** Start of Supplied records **

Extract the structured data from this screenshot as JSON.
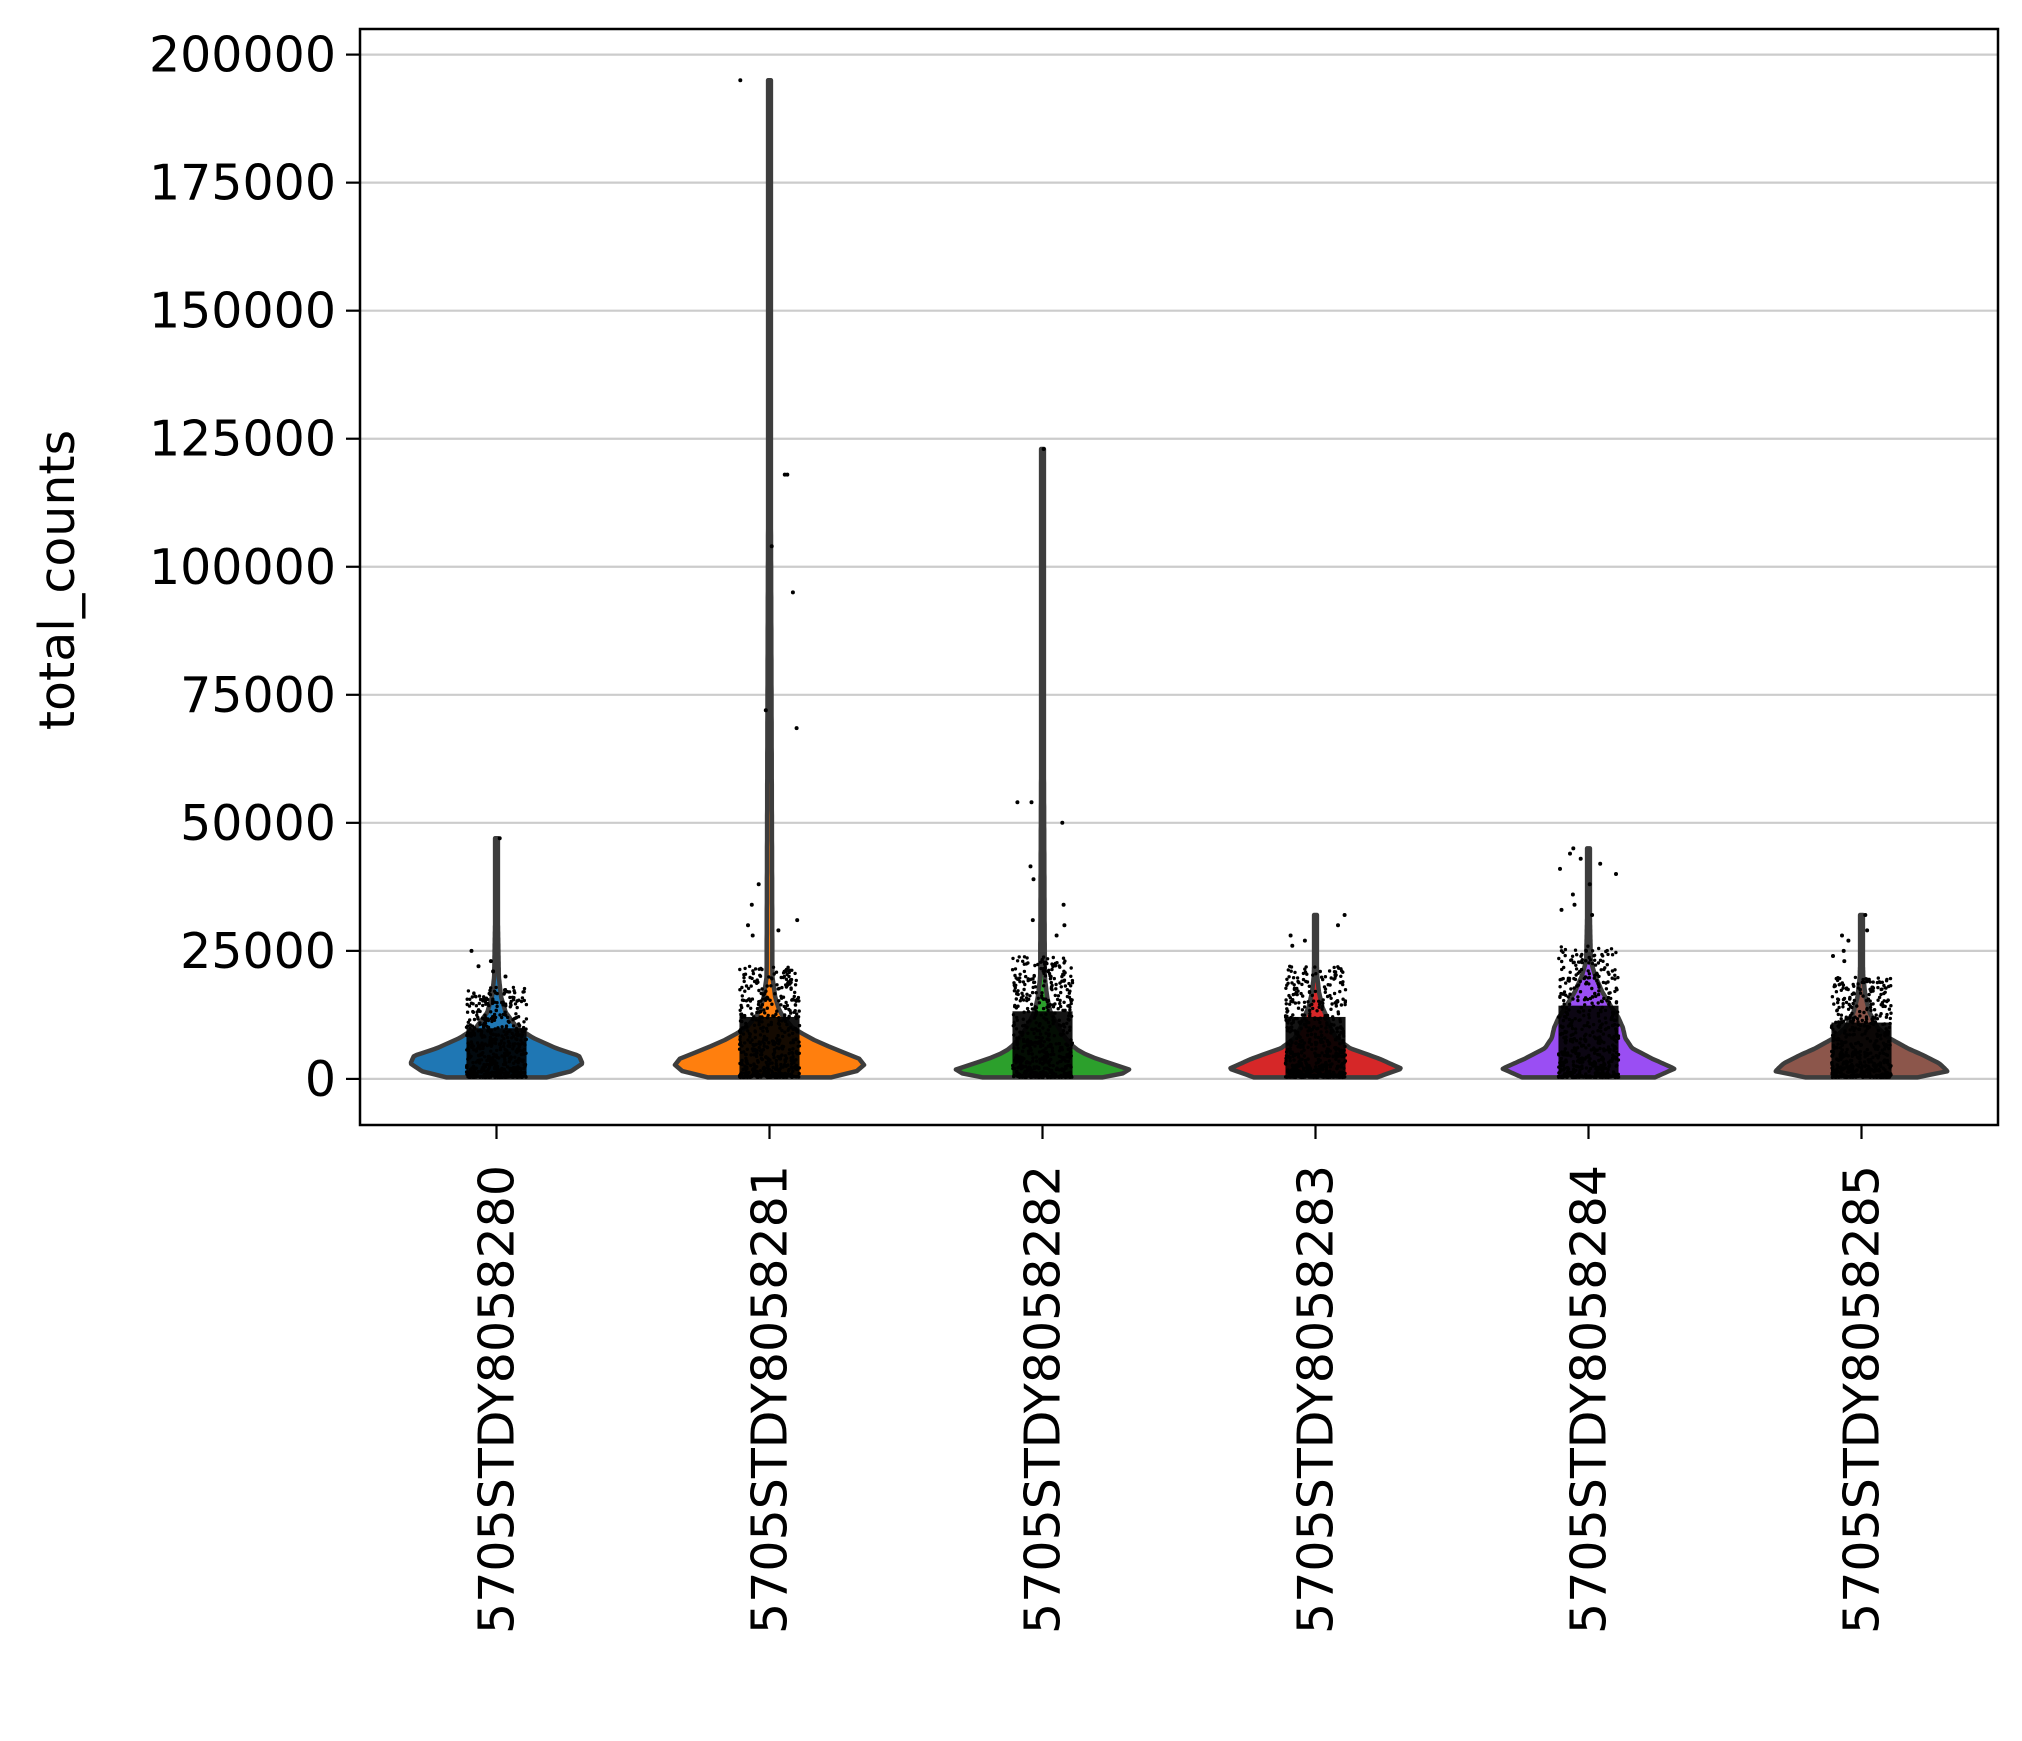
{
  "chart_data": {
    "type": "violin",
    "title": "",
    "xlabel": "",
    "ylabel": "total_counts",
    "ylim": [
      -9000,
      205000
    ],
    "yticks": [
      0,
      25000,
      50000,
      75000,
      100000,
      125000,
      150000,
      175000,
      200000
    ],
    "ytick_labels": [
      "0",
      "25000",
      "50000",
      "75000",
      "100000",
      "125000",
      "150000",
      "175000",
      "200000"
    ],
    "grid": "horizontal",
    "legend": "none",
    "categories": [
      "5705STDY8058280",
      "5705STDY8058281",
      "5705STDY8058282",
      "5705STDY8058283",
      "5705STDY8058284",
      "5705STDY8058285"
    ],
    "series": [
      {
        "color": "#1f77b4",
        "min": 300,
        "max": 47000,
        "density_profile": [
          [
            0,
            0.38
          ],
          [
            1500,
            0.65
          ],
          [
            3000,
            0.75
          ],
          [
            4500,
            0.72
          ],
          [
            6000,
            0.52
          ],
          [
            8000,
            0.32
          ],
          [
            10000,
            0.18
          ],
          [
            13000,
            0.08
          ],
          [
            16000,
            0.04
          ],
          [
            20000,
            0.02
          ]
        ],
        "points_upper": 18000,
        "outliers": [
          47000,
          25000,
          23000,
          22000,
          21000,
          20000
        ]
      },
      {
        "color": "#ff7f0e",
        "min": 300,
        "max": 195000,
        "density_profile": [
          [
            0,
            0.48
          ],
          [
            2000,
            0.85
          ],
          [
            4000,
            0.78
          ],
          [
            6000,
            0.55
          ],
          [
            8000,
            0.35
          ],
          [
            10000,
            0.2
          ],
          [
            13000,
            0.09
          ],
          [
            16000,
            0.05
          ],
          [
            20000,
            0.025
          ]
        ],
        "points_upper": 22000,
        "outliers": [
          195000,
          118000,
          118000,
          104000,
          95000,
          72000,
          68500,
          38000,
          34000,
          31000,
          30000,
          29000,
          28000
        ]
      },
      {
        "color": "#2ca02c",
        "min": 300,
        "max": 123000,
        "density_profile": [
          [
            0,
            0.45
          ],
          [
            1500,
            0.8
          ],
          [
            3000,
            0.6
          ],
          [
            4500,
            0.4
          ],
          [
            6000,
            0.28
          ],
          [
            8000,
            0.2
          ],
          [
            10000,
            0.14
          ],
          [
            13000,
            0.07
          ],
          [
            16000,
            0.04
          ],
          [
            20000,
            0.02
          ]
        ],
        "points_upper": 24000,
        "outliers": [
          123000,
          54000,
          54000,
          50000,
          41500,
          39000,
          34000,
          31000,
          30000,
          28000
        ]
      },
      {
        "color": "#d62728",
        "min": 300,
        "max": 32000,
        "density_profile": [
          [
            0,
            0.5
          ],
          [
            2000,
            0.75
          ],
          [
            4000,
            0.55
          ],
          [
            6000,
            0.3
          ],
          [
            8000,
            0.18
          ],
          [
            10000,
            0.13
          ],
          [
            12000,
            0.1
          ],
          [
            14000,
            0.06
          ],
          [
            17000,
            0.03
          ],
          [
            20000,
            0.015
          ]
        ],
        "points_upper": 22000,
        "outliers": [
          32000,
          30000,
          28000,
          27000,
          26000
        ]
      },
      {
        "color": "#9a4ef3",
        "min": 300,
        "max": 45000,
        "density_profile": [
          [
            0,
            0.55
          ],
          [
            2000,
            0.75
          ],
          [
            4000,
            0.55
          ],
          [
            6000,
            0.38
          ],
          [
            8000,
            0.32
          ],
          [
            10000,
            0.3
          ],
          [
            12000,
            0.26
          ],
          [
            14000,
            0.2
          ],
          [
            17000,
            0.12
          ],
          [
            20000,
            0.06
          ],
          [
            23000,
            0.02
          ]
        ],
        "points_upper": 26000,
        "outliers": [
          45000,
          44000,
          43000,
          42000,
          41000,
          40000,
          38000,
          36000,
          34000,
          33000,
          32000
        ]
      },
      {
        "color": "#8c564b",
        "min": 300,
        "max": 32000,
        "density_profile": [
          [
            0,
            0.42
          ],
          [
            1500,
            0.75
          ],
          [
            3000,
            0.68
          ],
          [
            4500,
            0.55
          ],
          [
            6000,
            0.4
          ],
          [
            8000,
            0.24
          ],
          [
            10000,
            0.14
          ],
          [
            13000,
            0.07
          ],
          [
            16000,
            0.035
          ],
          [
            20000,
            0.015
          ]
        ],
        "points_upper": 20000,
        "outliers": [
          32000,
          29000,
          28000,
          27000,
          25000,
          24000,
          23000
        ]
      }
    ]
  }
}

** End of Supplied records **

→ **What is required**
Extract all the data above exactly, excluding every picture.

→ **Answer below**
Extract the structured data from this screenshot as JSON.
{
  "chart_data": {
    "type": "violin",
    "title": "",
    "xlabel": "",
    "ylabel": "total_counts",
    "ylim": [
      -9000,
      205000
    ],
    "yticks": [
      0,
      25000,
      50000,
      75000,
      100000,
      125000,
      150000,
      175000,
      200000
    ],
    "ytick_labels": [
      "0",
      "25000",
      "50000",
      "75000",
      "100000",
      "125000",
      "150000",
      "175000",
      "200000"
    ],
    "grid": "horizontal",
    "legend": "none",
    "categories": [
      "5705STDY8058280",
      "5705STDY8058281",
      "5705STDY8058282",
      "5705STDY8058283",
      "5705STDY8058284",
      "5705STDY8058285"
    ],
    "series": [
      {
        "color": "#1f77b4",
        "min": 300,
        "max": 47000,
        "density_profile": [
          [
            0,
            0.38
          ],
          [
            1500,
            0.65
          ],
          [
            3000,
            0.75
          ],
          [
            4500,
            0.72
          ],
          [
            6000,
            0.52
          ],
          [
            8000,
            0.32
          ],
          [
            10000,
            0.18
          ],
          [
            13000,
            0.08
          ],
          [
            16000,
            0.04
          ],
          [
            20000,
            0.02
          ]
        ],
        "points_upper": 18000,
        "outliers": [
          47000,
          25000,
          23000,
          22000,
          21000,
          20000
        ]
      },
      {
        "color": "#ff7f0e",
        "min": 300,
        "max": 195000,
        "density_profile": [
          [
            0,
            0.48
          ],
          [
            2000,
            0.85
          ],
          [
            4000,
            0.78
          ],
          [
            6000,
            0.55
          ],
          [
            8000,
            0.35
          ],
          [
            10000,
            0.2
          ],
          [
            13000,
            0.09
          ],
          [
            16000,
            0.05
          ],
          [
            20000,
            0.025
          ]
        ],
        "points_upper": 22000,
        "outliers": [
          195000,
          118000,
          118000,
          104000,
          95000,
          72000,
          68500,
          38000,
          34000,
          31000,
          30000,
          29000,
          28000
        ]
      },
      {
        "color": "#2ca02c",
        "min": 300,
        "max": 123000,
        "density_profile": [
          [
            0,
            0.45
          ],
          [
            1500,
            0.8
          ],
          [
            3000,
            0.6
          ],
          [
            4500,
            0.4
          ],
          [
            6000,
            0.28
          ],
          [
            8000,
            0.2
          ],
          [
            10000,
            0.14
          ],
          [
            13000,
            0.07
          ],
          [
            16000,
            0.04
          ],
          [
            20000,
            0.02
          ]
        ],
        "points_upper": 24000,
        "outliers": [
          123000,
          54000,
          54000,
          50000,
          41500,
          39000,
          34000,
          31000,
          30000,
          28000
        ]
      },
      {
        "color": "#d62728",
        "min": 300,
        "max": 32000,
        "density_profile": [
          [
            0,
            0.5
          ],
          [
            2000,
            0.75
          ],
          [
            4000,
            0.55
          ],
          [
            6000,
            0.3
          ],
          [
            8000,
            0.18
          ],
          [
            10000,
            0.13
          ],
          [
            12000,
            0.1
          ],
          [
            14000,
            0.06
          ],
          [
            17000,
            0.03
          ],
          [
            20000,
            0.015
          ]
        ],
        "points_upper": 22000,
        "outliers": [
          32000,
          30000,
          28000,
          27000,
          26000
        ]
      },
      {
        "color": "#9a4ef3",
        "min": 300,
        "max": 45000,
        "density_profile": [
          [
            0,
            0.55
          ],
          [
            2000,
            0.75
          ],
          [
            4000,
            0.55
          ],
          [
            6000,
            0.38
          ],
          [
            8000,
            0.32
          ],
          [
            10000,
            0.3
          ],
          [
            12000,
            0.26
          ],
          [
            14000,
            0.2
          ],
          [
            17000,
            0.12
          ],
          [
            20000,
            0.06
          ],
          [
            23000,
            0.02
          ]
        ],
        "points_upper": 26000,
        "outliers": [
          45000,
          44000,
          43000,
          42000,
          41000,
          40000,
          38000,
          36000,
          34000,
          33000,
          32000
        ]
      },
      {
        "color": "#8c564b",
        "min": 300,
        "max": 32000,
        "density_profile": [
          [
            0,
            0.42
          ],
          [
            1500,
            0.75
          ],
          [
            3000,
            0.68
          ],
          [
            4500,
            0.55
          ],
          [
            6000,
            0.4
          ],
          [
            8000,
            0.24
          ],
          [
            10000,
            0.14
          ],
          [
            13000,
            0.07
          ],
          [
            16000,
            0.035
          ],
          [
            20000,
            0.015
          ]
        ],
        "points_upper": 20000,
        "outliers": [
          32000,
          29000,
          28000,
          27000,
          25000,
          24000,
          23000
        ]
      }
    ]
  }
}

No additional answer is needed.